GIVEN EXERCISE :: Write out all the entries word for word and omit any pictures.

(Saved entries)
— BEGIN —
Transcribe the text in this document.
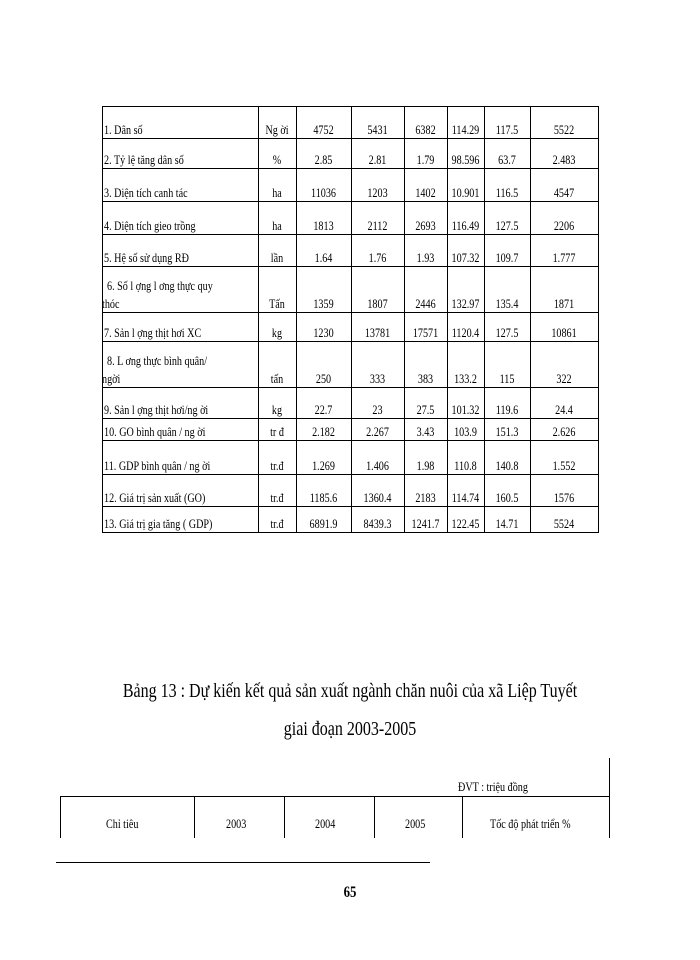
1. Dân số	Ng ời	4752	5431	6382	114.29	117.5	5522
2. Tỷ lệ tăng dân số	%	2.85	2.81	1.79	98.596	63.7	2.483
3. Diện tích canh tác	ha	11036	1203	1402	10.901	116.5	4547
4. Diện tích gieo trồng	ha	1813	2112	2693	116.49	127.5	2206
5. Hệ số sử dụng RĐ	lần	1.64	1.76	1.93	107.32	109.7	1.777
6. Số l ợng l ơng thực quy
thóc	Tấn	1359	1807	2446	132.97	135.4	1871
7. Sản l ợng thịt hơi XC	kg	1230	13781	17571	1120.4	127.5	10861
8. L ơng thực bình quân/
ngời	tấn	250	333	383	133.2	115	322
9. Sản l ợng thịt hơi/ng ời	kg	22.7	23	27.5	101.32	119.6	24.4
10. GO bình quân / ng ời	tr đ	2.182	2.267	3.43	103.9	151.3	2.626
11. GDP bình quân / ng ời	tr.đ	1.269	1.406	1.98	110.8	140.8	1.552
12. Giá trị sản xuất (GO)	tr.đ	1185.6	1360.4	2183	114.74	160.5	1576
13. Giá trị gia tăng ( GDP)	tr.đ	6891.9	8439.3	1241.7 122.45	14.71	5524
Bảng 13 : Dự kiến kết quả sản xuất ngành chăn nuôi của xã Liệp Tuyết
giai đoạn 2003-2005
ĐVT : triệu đồng
Chỉ tiêu	2003	2004	2005	Tốc độ phát triển %
65
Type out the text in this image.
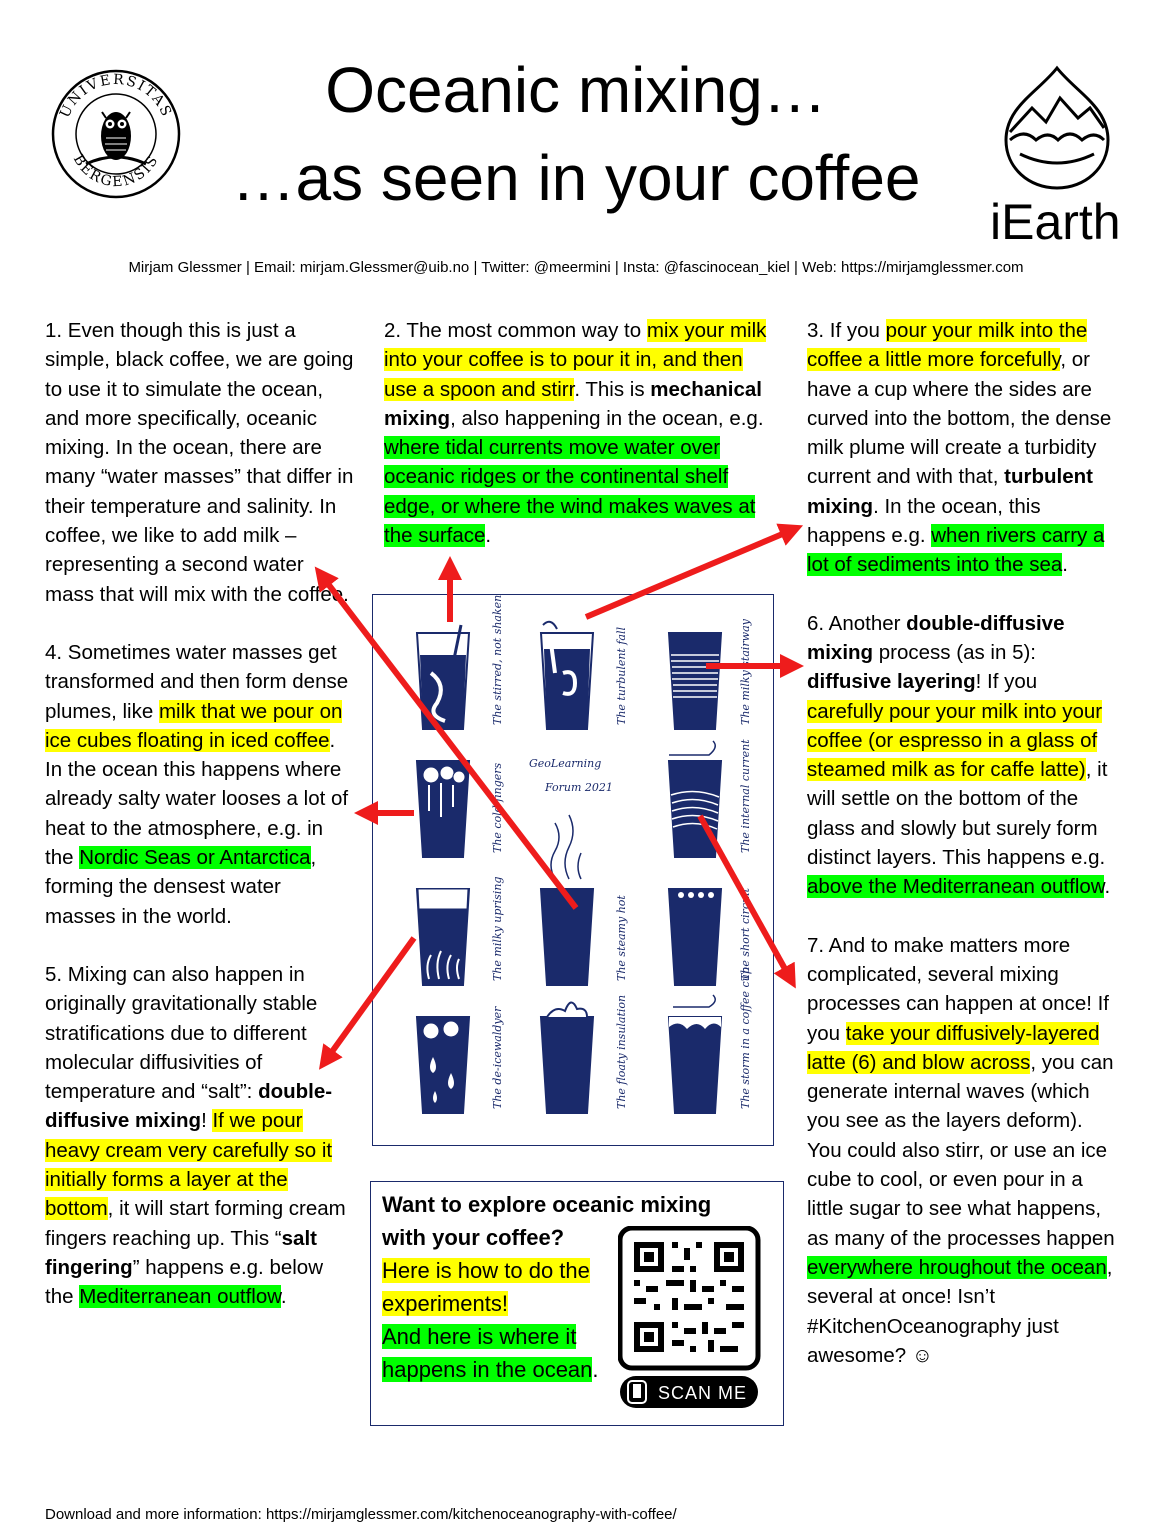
UNIVERSITAS
BERGENSIS
Oceanic mixing…
…as seen in your coffee
iEarth
Mirjam Glessmer | Email: mirjam.Glessmer@uib.no | Twitter: @meermini | Insta: @fascinocean_kiel | Web: https://mirjamglessmer.com

1. Even though this is just a simple, black coffee, we are going to use it to simulate the ocean, and more specifically, oceanic mixing. In the ocean, there are many “water masses” that differ in their temperature and salinity. In coffee, we like to add milk – representing a second water mass that will mix with the coffee.

4. Sometimes water masses get transformed and then form dense plumes, like milk that we pour on ice cubes floating in iced coffee. In the ocean this happens where already salty water looses a lot of heat to the atmosphere, e.g. in the Nordic Seas or Antarctica, forming the densest water masses in the world.

5. Mixing can also happen in originally gravitationally stable stratifications due to different molecular diffusivities of temperature and “salt”: double-diffusive mixing! If we pour heavy cream very carefully so it initially forms a layer at the bottom, it will start forming cream fingers reaching up. This “salt fingering” happens e.g. below the Mediterranean outflow.

2. The most common way to mix your milk into your coffee is to pour it in, and then use a spoon and stirr. This is mechanical mixing, also happening in the ocean, e.g. where tidal currents move water over oceanic ridges or the continental shelf edge, or where the wind makes waves at the surface.

3. If you pour your milk into the coffee a little more forcefully, or have a cup where the sides are curved into the bottom, the dense milk plume will create a turbidity current and with that, turbulent mixing. In the ocean, this happens e.g. when rivers carry a lot of sediments into the sea.

6. Another double-diffusive mixing process (as in 5): diffusive layering! If you carefully pour your milk into your coffee (or espresso in a glass of steamed milk as for caffe latte), it will settle on the bottom of the glass and slowly but surely form distinct layers. This happens e.g. above the Mediterranean outflow.

7. And to make matters more complicated, several mixing processes can happen at once! If you take your diffusively-layered latte (6) and blow across, you can generate internal waves (which you see as the layers deform). You could also stirr, or use an ice cube to cool, or even pour in a little sugar to see what happens, as many of the processes happen everywhere hroughout the ocean, several at once! Isn’t #KitchenOceanography just awesome? ☺

GeoLearning
Forum 2021
The stirred, not shaken	The turbulent fall	The milky stairway
The cold fingers	The internal current
The milky uprising	The steamy hot	The short circuit
The de-icewaldyer	The floaty insulation	The storm in a coffee cup
Want to explore oceanic mixing with your coffee?
Here is how to do the experiments!
And here is where it happens in the ocean.
SCAN ME
Download and more information: https://mirjamglessmer.com/kitchenoceanography-with-coffee/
— END —
EXPECTED OUTPUT ::
Transcribe the text in this document.
1. Dân số	Ng ời	4752	5431	6382	114.29	117.5	5522
2. Tỷ lệ tăng dân số	%	2.85	2.81	1.79	98.596	63.7	2.483
3. Diện tích canh tác	ha	11036	1203	1402	10.901	116.5	4547
4. Diện tích gieo trồng	ha	1813	2112	2693	116.49	127.5	2206
5. Hệ số sử dụng RĐ	lần	1.64	1.76	1.93	107.32	109.7	1.777
6. Số l ợng l ơng thực quy
thóc	Tấn	1359	1807	2446	132.97	135.4	1871
7. Sản l ợng thịt hơi XC	kg	1230	13781	17571	1120.4	127.5	10861
8. L ơng thực bình quân/
ngời	tấn	250	333	383	133.2	115	322
9. Sản l ợng thịt hơi/ng ời	kg	22.7	23	27.5	101.32	119.6	24.4
10. GO bình quân / ng ời	tr đ	2.182	2.267	3.43	103.9	151.3	2.626
11. GDP bình quân / ng ời	tr.đ	1.269	1.406	1.98	110.8	140.8	1.552
12. Giá trị sản xuất (GO)	tr.đ	1185.6	1360.4	2183	114.74	160.5	1576
13. Giá trị gia tăng ( GDP)	tr.đ	6891.9	8439.3	1241.7 122.45	14.71	5524
Bảng 13 : Dự kiến kết quả sản xuất ngành chăn nuôi của xã Liệp Tuyết
giai đoạn 2003-2005
ĐVT : triệu đồng
Chỉ tiêu	2003	2004	2005	Tốc độ phát triển %
65
Type out the text in this image.
UNIVERSITAS
BERGENSIS
Oceanic mixing…
…as seen in your coffee
iEarth
Mirjam Glessmer | Email: mirjam.Glessmer@uib.no | Twitter: @meermini | Insta: @fascinocean_kiel | Web: https://mirjamglessmer.com

1. Even though this is just a simple, black coffee, we are going to use it to simulate the ocean, and more specifically, oceanic mixing. In the ocean, there are many “water masses” that differ in their temperature and salinity. In coffee, we like to add milk – representing a second water mass that will mix with the coffee.

4. Sometimes water masses get transformed and then form dense plumes, like milk that we pour on ice cubes floating in iced coffee. In the ocean this happens where already salty water looses a lot of heat to the atmosphere, e.g. in the Nordic Seas or Antarctica, forming the densest water masses in the world.

5. Mixing can also happen in originally gravitationally stable stratifications due to different molecular diffusivities of temperature and “salt”: double-diffusive mixing! If we pour heavy cream very carefully so it initially forms a layer at the bottom, it will start forming cream fingers reaching up. This “salt fingering” happens e.g. below the Mediterranean outflow.

2. The most common way to mix your milk into your coffee is to pour it in, and then use a spoon and stirr. This is mechanical mixing, also happening in the ocean, e.g. where tidal currents move water over oceanic ridges or the continental shelf edge, or where the wind makes waves at the surface.

3. If you pour your milk into the coffee a little more forcefully, or have a cup where the sides are curved into the bottom, the dense milk plume will create a turbidity current and with that, turbulent mixing. In the ocean, this happens e.g. when rivers carry a lot of sediments into the sea.

6. Another double-diffusive mixing process (as in 5): diffusive layering! If you carefully pour your milk into your coffee (or espresso in a glass of steamed milk as for caffe latte), it will settle on the bottom of the glass and slowly but surely form distinct layers. This happens e.g. above the Mediterranean outflow.

7. And to make matters more complicated, several mixing processes can happen at once! If you take your diffusively-layered latte (6) and blow across, you can generate internal waves (which you see as the layers deform). You could also stirr, or use an ice cube to cool, or even pour in a little sugar to see what happens, as many of the processes happen everywhere hroughout the ocean, several at once! Isn’t #KitchenOceanography just awesome? ☺

GeoLearning
Forum 2021
The stirred, not shaken	The turbulent fall	The milky stairway
The cold fingers	The internal current
The milky uprising	The steamy hot	The short circuit
The de-icewaldyer	The floaty insulation	The storm in a coffee cup
Want to explore oceanic mixing with your coffee?
Here is how to do the experiments!
And here is where it happens in the ocean.
SCAN ME
Download and more information: https://mirjamglessmer.com/kitchenoceanography-with-coffee/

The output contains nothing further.